— PROBLEM TO SOLVE —
In this exercise, return the whole listing exactly, excluding any images.

— RECORDS TO USE —
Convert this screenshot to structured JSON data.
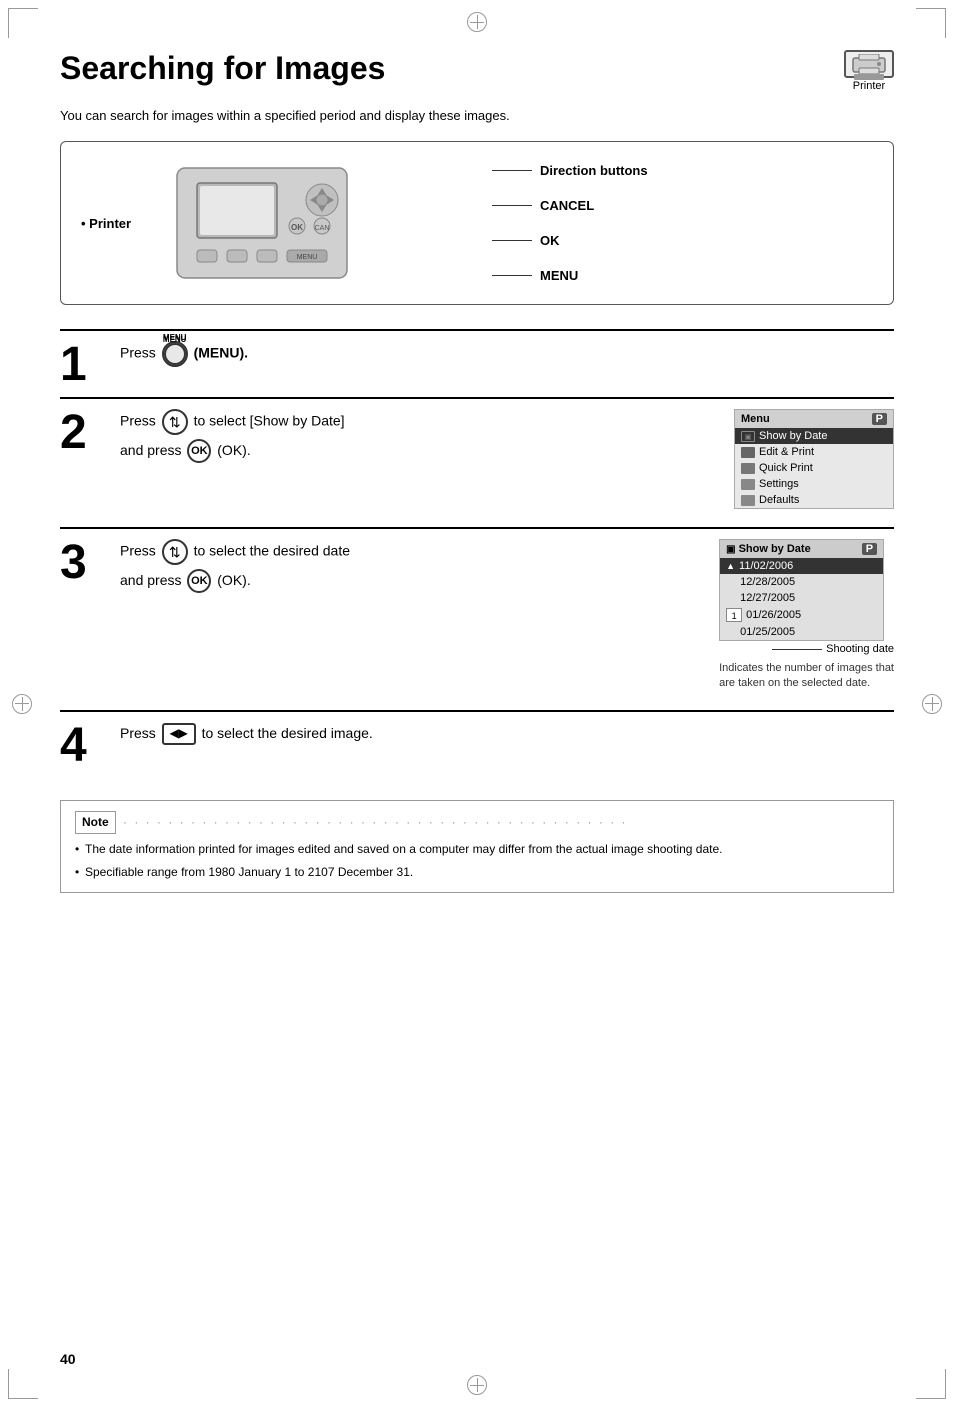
{
  "page": {
    "title": "Searching for Images",
    "subtitle": "You can search for images within a specified period and display these images.",
    "printer_label": "Printer",
    "printer_bullet": "• Printer",
    "callouts": {
      "direction_buttons": "Direction buttons",
      "cancel": "CANCEL",
      "ok": "OK",
      "menu": "MENU"
    },
    "steps": [
      {
        "number": "1",
        "text": "Press",
        "button_label": "MENU",
        "suffix": "(MENU)."
      },
      {
        "number": "2",
        "line1": "Press",
        "line1_suffix": "to select [Show by Date]",
        "line2": "and press",
        "line2_suffix": "(OK)."
      },
      {
        "number": "3",
        "line1": "Press",
        "line1_suffix": "to select the desired date",
        "line2": "and press",
        "line2_suffix": "(OK).",
        "shooting_date_label": "Shooting date",
        "indicates_text": "Indicates the number of images that\nare taken on the selected date."
      },
      {
        "number": "4",
        "text": "Press",
        "suffix": "to select the desired image."
      }
    ],
    "menu_screen": {
      "header_left": "Menu",
      "header_right": "P",
      "items": [
        {
          "icon": "calendar",
          "label": "Show by Date",
          "selected": true
        },
        {
          "icon": "print",
          "label": "Edit & Print",
          "selected": false
        },
        {
          "icon": "print",
          "label": "Quick Print",
          "selected": false
        },
        {
          "icon": "settings",
          "label": "Settings",
          "selected": false
        },
        {
          "icon": "defaults",
          "label": "Defaults",
          "selected": false
        }
      ]
    },
    "date_screen": {
      "header_left": "Show by Date",
      "header_right": "P",
      "dates": [
        {
          "date": "11/02/2006",
          "selected": true,
          "arrow": true,
          "count": ""
        },
        {
          "date": "12/28/2005",
          "selected": false,
          "arrow": false,
          "count": ""
        },
        {
          "date": "12/27/2005",
          "selected": false,
          "arrow": false,
          "count": ""
        },
        {
          "date": "01/26/2005",
          "selected": false,
          "arrow": false,
          "count": "1"
        },
        {
          "date": "01/25/2005",
          "selected": false,
          "arrow": false,
          "count": ""
        }
      ]
    },
    "note": {
      "label": "Note",
      "items": [
        "The date information printed for images edited and saved on a computer may differ from the actual image shooting date.",
        "Specifiable range from 1980 January 1 to 2107 December 31."
      ]
    },
    "page_number": "40"
  }
}
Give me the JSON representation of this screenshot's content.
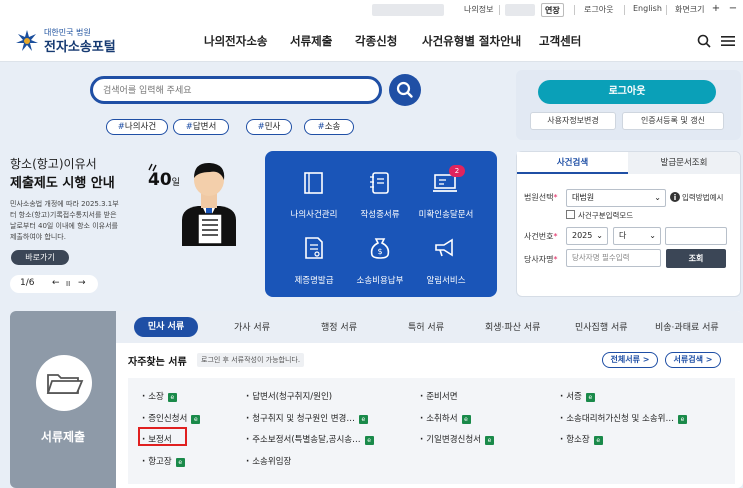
{
  "util": {
    "my_info": "나의정보",
    "extend": "연장",
    "logout": "로그아웃",
    "english": "English",
    "zoom_label": "화면크기",
    "zoom_in": "+",
    "zoom_out": "−"
  },
  "header": {
    "logo_small": "대한민국 법원",
    "logo_big": "전자소송포털",
    "nav": [
      "나의전자소송",
      "서류제출",
      "각종신청",
      "사건유형별 절차안내",
      "고객센터"
    ]
  },
  "search": {
    "placeholder": "검색어를 입력해 주세요",
    "tags": [
      "나의사건",
      "답변서",
      "민사",
      "소송"
    ]
  },
  "login": {
    "logout_button": "로그아웃",
    "btn_user_cert_change": "사용자정보변경",
    "btn_cert_register": "인증서등록 및 갱신"
  },
  "banner": {
    "line1": "항소(항고)이유서",
    "line2": "제출제도 시행 안내",
    "body": [
      "민사소송법 개정에 따라 2025.3.1부",
      "터 항소(항고)기록접수통지서를 받은",
      "날로부터 40일 이내에 항소 이유서를",
      "제출하여야 합니다."
    ],
    "days_num": "40",
    "days_unit": "일",
    "goto": "바로가기",
    "page": "1/6",
    "prev": "←",
    "pause": "II",
    "next": "→"
  },
  "services": {
    "items": [
      "나의사건관리",
      "작성중서류",
      "미확인송달문서",
      "제증명발급",
      "소송비용납부",
      "알림서비스"
    ],
    "badge": "2"
  },
  "case_search": {
    "tab_active": "사건검색",
    "tab_inactive": "발급문서조회",
    "court_label": "법원선택",
    "court_value": "대법원",
    "help": "입력방법예시",
    "mode_label": "사건구분입력모드",
    "number_label": "사건번호",
    "year_value": "2025",
    "type_value": "다",
    "party_label": "당사자명",
    "party_placeholder": "당사자명 필수입력",
    "search_button": "조회"
  },
  "documents": {
    "left_label": "서류제출",
    "tabs": [
      "민사 서류",
      "가사 서류",
      "행정 서류",
      "특허 서류",
      "회생·파산 서류",
      "민사집행 서류",
      "비송·과태료 서류"
    ],
    "fav_title": "자주찾는 서류",
    "fav_hint": "로그인 후 서류작성이 가능합니다.",
    "btn_all": "전체서류 >",
    "btn_search": "서류검색 >",
    "items": [
      [
        "소장",
        "답변서(청구취지/원인)",
        "준비서면",
        "서증"
      ],
      [
        "증인신청서",
        "청구취지 및 청구원인 변경…",
        "소취하서",
        "소송대리허가신청 및 소송위…"
      ],
      [
        "보정서",
        "주소보정서(특별송달,공시송…",
        "기일변경신청서",
        "항소장"
      ],
      [
        "항고장",
        "소송위임장",
        "",
        ""
      ]
    ]
  }
}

— FULL OUTPUT —
Convert this screenshot to structured JSON data.
{
  "page": {
    "title": "Searching for Images",
    "subtitle": "You can search for images within a specified period and display these images.",
    "printer_label": "Printer",
    "printer_bullet": "• Printer",
    "callouts": {
      "direction_buttons": "Direction buttons",
      "cancel": "CANCEL",
      "ok": "OK",
      "menu": "MENU"
    },
    "steps": [
      {
        "number": "1",
        "text": "Press",
        "button_label": "MENU",
        "suffix": "(MENU)."
      },
      {
        "number": "2",
        "line1": "Press",
        "line1_suffix": "to select [Show by Date]",
        "line2": "and press",
        "line2_suffix": "(OK)."
      },
      {
        "number": "3",
        "line1": "Press",
        "line1_suffix": "to select the desired date",
        "line2": "and press",
        "line2_suffix": "(OK).",
        "shooting_date_label": "Shooting date",
        "indicates_text": "Indicates the number of images that\nare taken on the selected date."
      },
      {
        "number": "4",
        "text": "Press",
        "suffix": "to select the desired image."
      }
    ],
    "menu_screen": {
      "header_left": "Menu",
      "header_right": "P",
      "items": [
        {
          "icon": "calendar",
          "label": "Show by Date",
          "selected": true
        },
        {
          "icon": "print",
          "label": "Edit & Print",
          "selected": false
        },
        {
          "icon": "print",
          "label": "Quick Print",
          "selected": false
        },
        {
          "icon": "settings",
          "label": "Settings",
          "selected": false
        },
        {
          "icon": "defaults",
          "label": "Defaults",
          "selected": false
        }
      ]
    },
    "date_screen": {
      "header_left": "Show by Date",
      "header_right": "P",
      "dates": [
        {
          "date": "11/02/2006",
          "selected": true,
          "arrow": true,
          "count": ""
        },
        {
          "date": "12/28/2005",
          "selected": false,
          "arrow": false,
          "count": ""
        },
        {
          "date": "12/27/2005",
          "selected": false,
          "arrow": false,
          "count": ""
        },
        {
          "date": "01/26/2005",
          "selected": false,
          "arrow": false,
          "count": "1"
        },
        {
          "date": "01/25/2005",
          "selected": false,
          "arrow": false,
          "count": ""
        }
      ]
    },
    "note": {
      "label": "Note",
      "items": [
        "The date information printed for images edited and saved on a computer may differ from the actual image shooting date.",
        "Specifiable range from 1980 January 1 to 2107 December 31."
      ]
    },
    "page_number": "40"
  }
}
Give me the JSON representation of this screenshot's content.
{
  "util": {
    "my_info": "나의정보",
    "extend": "연장",
    "logout": "로그아웃",
    "english": "English",
    "zoom_label": "화면크기",
    "zoom_in": "+",
    "zoom_out": "−"
  },
  "header": {
    "logo_small": "대한민국 법원",
    "logo_big": "전자소송포털",
    "nav": [
      "나의전자소송",
      "서류제출",
      "각종신청",
      "사건유형별 절차안내",
      "고객센터"
    ]
  },
  "search": {
    "placeholder": "검색어를 입력해 주세요",
    "tags": [
      "나의사건",
      "답변서",
      "민사",
      "소송"
    ]
  },
  "login": {
    "logout_button": "로그아웃",
    "btn_user_cert_change": "사용자정보변경",
    "btn_cert_register": "인증서등록 및 갱신"
  },
  "banner": {
    "line1": "항소(항고)이유서",
    "line2": "제출제도 시행 안내",
    "body": [
      "민사소송법 개정에 따라 2025.3.1부",
      "터 항소(항고)기록접수통지서를 받은",
      "날로부터 40일 이내에 항소 이유서를",
      "제출하여야 합니다."
    ],
    "days_num": "40",
    "days_unit": "일",
    "goto": "바로가기",
    "page": "1/6",
    "prev": "←",
    "pause": "II",
    "next": "→"
  },
  "services": {
    "items": [
      "나의사건관리",
      "작성중서류",
      "미확인송달문서",
      "제증명발급",
      "소송비용납부",
      "알림서비스"
    ],
    "badge": "2"
  },
  "case_search": {
    "tab_active": "사건검색",
    "tab_inactive": "발급문서조회",
    "court_label": "법원선택",
    "court_value": "대법원",
    "help": "입력방법예시",
    "mode_label": "사건구분입력모드",
    "number_label": "사건번호",
    "year_value": "2025",
    "type_value": "다",
    "party_label": "당사자명",
    "party_placeholder": "당사자명 필수입력",
    "search_button": "조회"
  },
  "documents": {
    "left_label": "서류제출",
    "tabs": [
      "민사 서류",
      "가사 서류",
      "행정 서류",
      "특허 서류",
      "회생·파산 서류",
      "민사집행 서류",
      "비송·과태료 서류"
    ],
    "fav_title": "자주찾는 서류",
    "fav_hint": "로그인 후 서류작성이 가능합니다.",
    "btn_all": "전체서류 >",
    "btn_search": "서류검색 >",
    "items": [
      [
        "소장",
        "답변서(청구취지/원인)",
        "준비서면",
        "서증"
      ],
      [
        "증인신청서",
        "청구취지 및 청구원인 변경…",
        "소취하서",
        "소송대리허가신청 및 소송위…"
      ],
      [
        "보정서",
        "주소보정서(특별송달,공시송…",
        "기일변경신청서",
        "항소장"
      ],
      [
        "항고장",
        "소송위임장",
        "",
        ""
      ]
    ]
  }
}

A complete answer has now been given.